◆ SHORT TASK
Find each line containing the string "Their" and return it.

....

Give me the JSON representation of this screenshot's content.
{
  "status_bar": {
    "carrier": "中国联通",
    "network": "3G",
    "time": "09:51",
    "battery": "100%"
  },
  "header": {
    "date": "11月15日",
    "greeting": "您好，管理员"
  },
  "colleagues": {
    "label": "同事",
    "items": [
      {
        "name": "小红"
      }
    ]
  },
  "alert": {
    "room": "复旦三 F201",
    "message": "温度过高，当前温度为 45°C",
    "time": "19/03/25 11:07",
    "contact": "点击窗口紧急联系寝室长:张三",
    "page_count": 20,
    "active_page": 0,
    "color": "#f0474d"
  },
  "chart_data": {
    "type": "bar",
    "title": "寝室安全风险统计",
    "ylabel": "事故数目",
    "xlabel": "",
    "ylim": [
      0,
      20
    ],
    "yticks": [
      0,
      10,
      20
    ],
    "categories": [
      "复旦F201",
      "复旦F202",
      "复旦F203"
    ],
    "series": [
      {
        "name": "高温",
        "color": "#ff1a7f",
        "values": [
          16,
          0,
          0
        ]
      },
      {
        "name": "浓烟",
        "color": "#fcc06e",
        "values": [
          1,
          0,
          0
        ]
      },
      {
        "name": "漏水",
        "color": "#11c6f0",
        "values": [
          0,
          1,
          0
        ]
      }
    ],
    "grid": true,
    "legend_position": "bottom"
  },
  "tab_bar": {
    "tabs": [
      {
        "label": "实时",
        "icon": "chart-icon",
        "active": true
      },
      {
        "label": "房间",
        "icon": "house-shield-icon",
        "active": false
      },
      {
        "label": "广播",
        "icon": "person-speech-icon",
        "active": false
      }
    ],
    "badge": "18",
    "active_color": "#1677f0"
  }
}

....

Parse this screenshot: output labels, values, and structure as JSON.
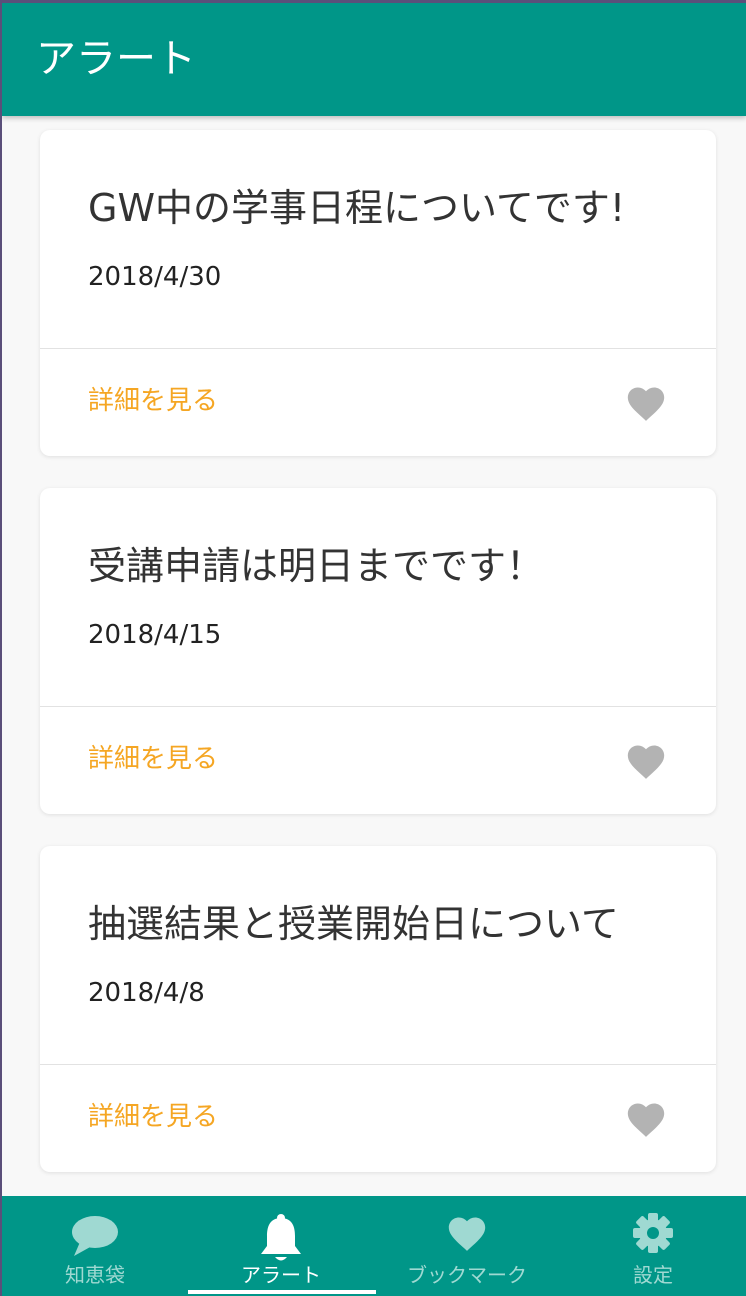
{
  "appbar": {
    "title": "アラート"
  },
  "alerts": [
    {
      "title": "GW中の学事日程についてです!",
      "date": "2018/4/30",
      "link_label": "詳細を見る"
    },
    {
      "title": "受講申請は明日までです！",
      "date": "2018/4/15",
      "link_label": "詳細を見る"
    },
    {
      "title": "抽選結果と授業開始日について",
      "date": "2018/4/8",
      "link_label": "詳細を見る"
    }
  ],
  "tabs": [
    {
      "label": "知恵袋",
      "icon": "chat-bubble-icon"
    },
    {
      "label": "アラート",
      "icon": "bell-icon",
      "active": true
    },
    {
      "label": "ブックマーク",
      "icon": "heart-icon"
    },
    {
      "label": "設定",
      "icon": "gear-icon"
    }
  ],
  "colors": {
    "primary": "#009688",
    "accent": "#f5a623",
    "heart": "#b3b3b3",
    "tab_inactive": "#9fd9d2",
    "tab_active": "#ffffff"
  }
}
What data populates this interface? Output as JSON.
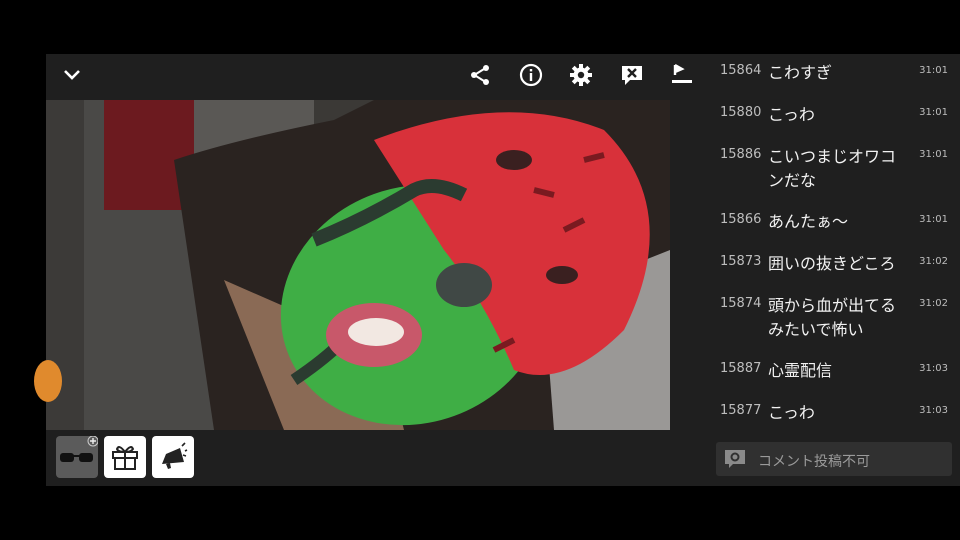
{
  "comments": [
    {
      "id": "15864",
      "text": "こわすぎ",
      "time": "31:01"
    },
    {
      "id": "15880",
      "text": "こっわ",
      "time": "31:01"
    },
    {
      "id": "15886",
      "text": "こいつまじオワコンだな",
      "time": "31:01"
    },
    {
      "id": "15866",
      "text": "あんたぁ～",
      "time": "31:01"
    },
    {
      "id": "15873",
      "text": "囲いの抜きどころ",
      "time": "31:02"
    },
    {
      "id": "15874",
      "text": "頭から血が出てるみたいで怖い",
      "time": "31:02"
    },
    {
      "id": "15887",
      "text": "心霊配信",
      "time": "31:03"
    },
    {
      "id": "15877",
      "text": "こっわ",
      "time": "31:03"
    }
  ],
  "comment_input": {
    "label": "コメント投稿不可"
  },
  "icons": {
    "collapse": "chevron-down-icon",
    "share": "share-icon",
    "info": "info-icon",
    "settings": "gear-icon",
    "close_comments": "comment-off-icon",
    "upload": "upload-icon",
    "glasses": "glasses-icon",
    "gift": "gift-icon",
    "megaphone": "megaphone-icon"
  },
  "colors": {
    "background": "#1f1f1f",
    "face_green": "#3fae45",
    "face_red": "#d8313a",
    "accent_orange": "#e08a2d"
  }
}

....

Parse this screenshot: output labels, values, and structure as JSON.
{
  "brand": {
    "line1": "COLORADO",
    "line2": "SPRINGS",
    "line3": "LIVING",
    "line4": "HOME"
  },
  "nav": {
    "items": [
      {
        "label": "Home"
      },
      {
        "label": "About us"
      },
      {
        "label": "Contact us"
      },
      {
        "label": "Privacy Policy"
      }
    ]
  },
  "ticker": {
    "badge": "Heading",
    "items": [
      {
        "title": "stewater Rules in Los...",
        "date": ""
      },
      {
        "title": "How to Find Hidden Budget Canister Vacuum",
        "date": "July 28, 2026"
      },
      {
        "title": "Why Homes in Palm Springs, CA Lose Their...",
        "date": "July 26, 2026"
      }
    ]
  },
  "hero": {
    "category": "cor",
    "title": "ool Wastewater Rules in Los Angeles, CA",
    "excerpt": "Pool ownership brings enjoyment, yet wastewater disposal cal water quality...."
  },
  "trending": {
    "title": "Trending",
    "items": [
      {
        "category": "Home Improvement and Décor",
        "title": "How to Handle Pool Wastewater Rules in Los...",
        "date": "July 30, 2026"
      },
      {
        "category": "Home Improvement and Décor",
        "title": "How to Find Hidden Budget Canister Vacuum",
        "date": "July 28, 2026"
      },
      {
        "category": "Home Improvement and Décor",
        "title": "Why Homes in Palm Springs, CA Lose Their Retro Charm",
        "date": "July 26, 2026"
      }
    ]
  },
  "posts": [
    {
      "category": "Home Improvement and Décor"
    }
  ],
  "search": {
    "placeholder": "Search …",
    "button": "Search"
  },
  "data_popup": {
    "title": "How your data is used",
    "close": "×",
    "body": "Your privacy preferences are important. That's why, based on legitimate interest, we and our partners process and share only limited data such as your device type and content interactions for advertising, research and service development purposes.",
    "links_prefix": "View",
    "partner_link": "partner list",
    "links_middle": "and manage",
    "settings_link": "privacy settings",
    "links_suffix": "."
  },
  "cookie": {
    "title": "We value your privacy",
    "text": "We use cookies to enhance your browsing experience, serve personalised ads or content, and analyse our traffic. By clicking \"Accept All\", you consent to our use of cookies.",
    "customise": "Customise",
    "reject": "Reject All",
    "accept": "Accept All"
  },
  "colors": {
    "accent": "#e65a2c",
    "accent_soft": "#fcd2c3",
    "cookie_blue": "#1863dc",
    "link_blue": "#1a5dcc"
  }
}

....

◆ WORKED ANSWER
        "title": "Why Homes in Palm Springs, CA Lose Their...",
        "title": "Why Homes in Palm Springs, CA Lose Their Retro Charm",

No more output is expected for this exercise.